What is needed » Within the records, which lines hold the string "VIRGENES"? Report each one by copying it.

Provided information »
BEGIN
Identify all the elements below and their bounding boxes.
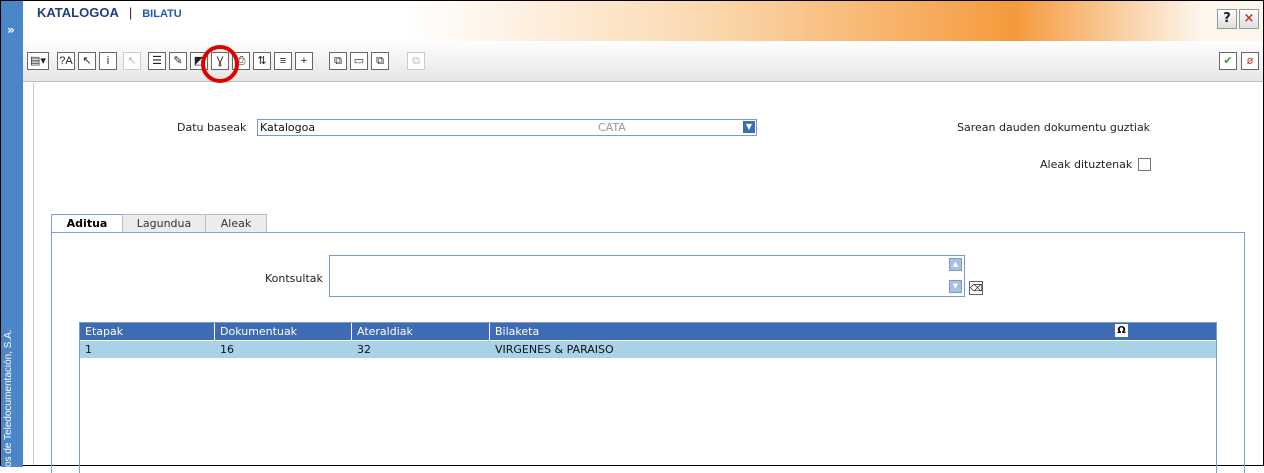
toolbar: ▤▾ ?A ↖ i ↖ ☰ ✎ ◩ Ɣ ⎙ ⇅ ≡ + ⧉ ▭ ⧉ ⧉ ✔ ø — [23, 41, 1263, 83]
close-button[interactable]: × — [1239, 9, 1259, 29]
sort-button[interactable]: ⇅ — [253, 52, 271, 70]
column-chooser-icon[interactable]: Ω — [1115, 324, 1128, 337]
add-button[interactable]: + — [295, 52, 313, 70]
table-header: Etapak Dokumentuak Ateraldiak Bilaketa Ω — [80, 323, 1216, 340]
vendor-text: os de Teledocumentación, S.A. — [3, 329, 14, 467]
col-etapak[interactable]: Etapak — [85, 325, 123, 338]
paste-button[interactable]: ⧉ — [371, 52, 389, 70]
annotation-circle — [201, 45, 239, 83]
app-window: » os de Teledocumentación, S.A. KATALOGO… — [0, 0, 1264, 473]
info-button[interactable]: i — [99, 52, 117, 70]
cell-etapak: 1 — [85, 343, 92, 356]
cancel-button[interactable]: ø — [1241, 52, 1259, 70]
title-separator: | — [128, 5, 133, 20]
pointer-button[interactable]: ↖ — [78, 52, 96, 70]
edit-button[interactable]: ✎ — [169, 52, 187, 70]
window-button[interactable]: ▭ — [350, 52, 368, 70]
scroll-down-icon[interactable]: ▼ — [949, 280, 962, 293]
clear-query-icon[interactable]: ⌫ — [969, 281, 983, 295]
chevron-down-icon[interactable]: ▼ — [743, 121, 755, 133]
select-button[interactable]: ↖ — [123, 52, 141, 70]
tab-aleak[interactable]: Aleak — [205, 214, 267, 233]
copy-button[interactable]: ⧉ — [329, 52, 347, 70]
window-title: KATALOGOA | BILATU — [37, 5, 182, 20]
view-options-button[interactable]: ▤▾ — [27, 52, 49, 70]
table-row[interactable]: 1 16 32 VIRGENES & PARAISO — [80, 341, 1216, 358]
database-select[interactable]: Katalogoa CATA ▼ — [257, 119, 757, 136]
aleak-checkbox[interactable] — [1138, 158, 1151, 171]
expand-panel-icon[interactable]: » — [7, 23, 15, 37]
col-ateraldiak[interactable]: Ateraldiak — [357, 325, 413, 338]
database-value: Katalogoa — [260, 121, 316, 134]
title-bar: KATALOGOA | BILATU ? × — [23, 1, 1263, 42]
app-title: KATALOGOA — [37, 5, 119, 20]
cell-dokumentuak: 16 — [220, 343, 234, 356]
list-button[interactable]: ☰ — [148, 52, 166, 70]
database-code: CATA — [598, 121, 626, 134]
query-textarea[interactable] — [329, 255, 965, 297]
tab-aditua[interactable]: Aditua — [51, 214, 123, 233]
col-dokumentuak[interactable]: Dokumentuak — [220, 325, 297, 338]
side-panel-strip: » os de Teledocumentación, S.A. — [1, 1, 23, 467]
results-button[interactable]: ≡ — [274, 52, 292, 70]
accept-button[interactable]: ✔ — [1219, 52, 1237, 70]
cell-bilaketa: VIRGENES & PARAISO — [495, 343, 614, 356]
aleak-label: Aleak dituztenak — [1040, 158, 1133, 171]
help-search-button[interactable]: ?A — [57, 52, 75, 70]
kontsultak-label: Kontsultak — [265, 272, 323, 285]
results-table: Etapak Dokumentuak Ateraldiak Bilaketa Ω… — [79, 322, 1217, 473]
help-button[interactable]: ? — [1217, 9, 1237, 29]
tab-lagundua[interactable]: Lagundua — [122, 214, 206, 233]
datu-label: Datu baseak — [177, 121, 247, 134]
scroll-up-icon[interactable]: ▲ — [949, 258, 962, 271]
col-bilaketa[interactable]: Bilaketa — [495, 325, 539, 338]
sarean-label: Sarean dauden dokumentu guztiak — [957, 121, 1151, 134]
page-subtitle: BILATU — [142, 8, 182, 20]
duplicate-button[interactable]: ⧉ — [407, 52, 425, 70]
cell-ateraldiak: 32 — [357, 343, 371, 356]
END
Solution to this problem »
table-row[interactable]: 1 16 32 VIRGENES & PARAISO — [80, 341, 1216, 358]
cell-bilaketa: VIRGENES & PARAISO — [495, 343, 614, 356]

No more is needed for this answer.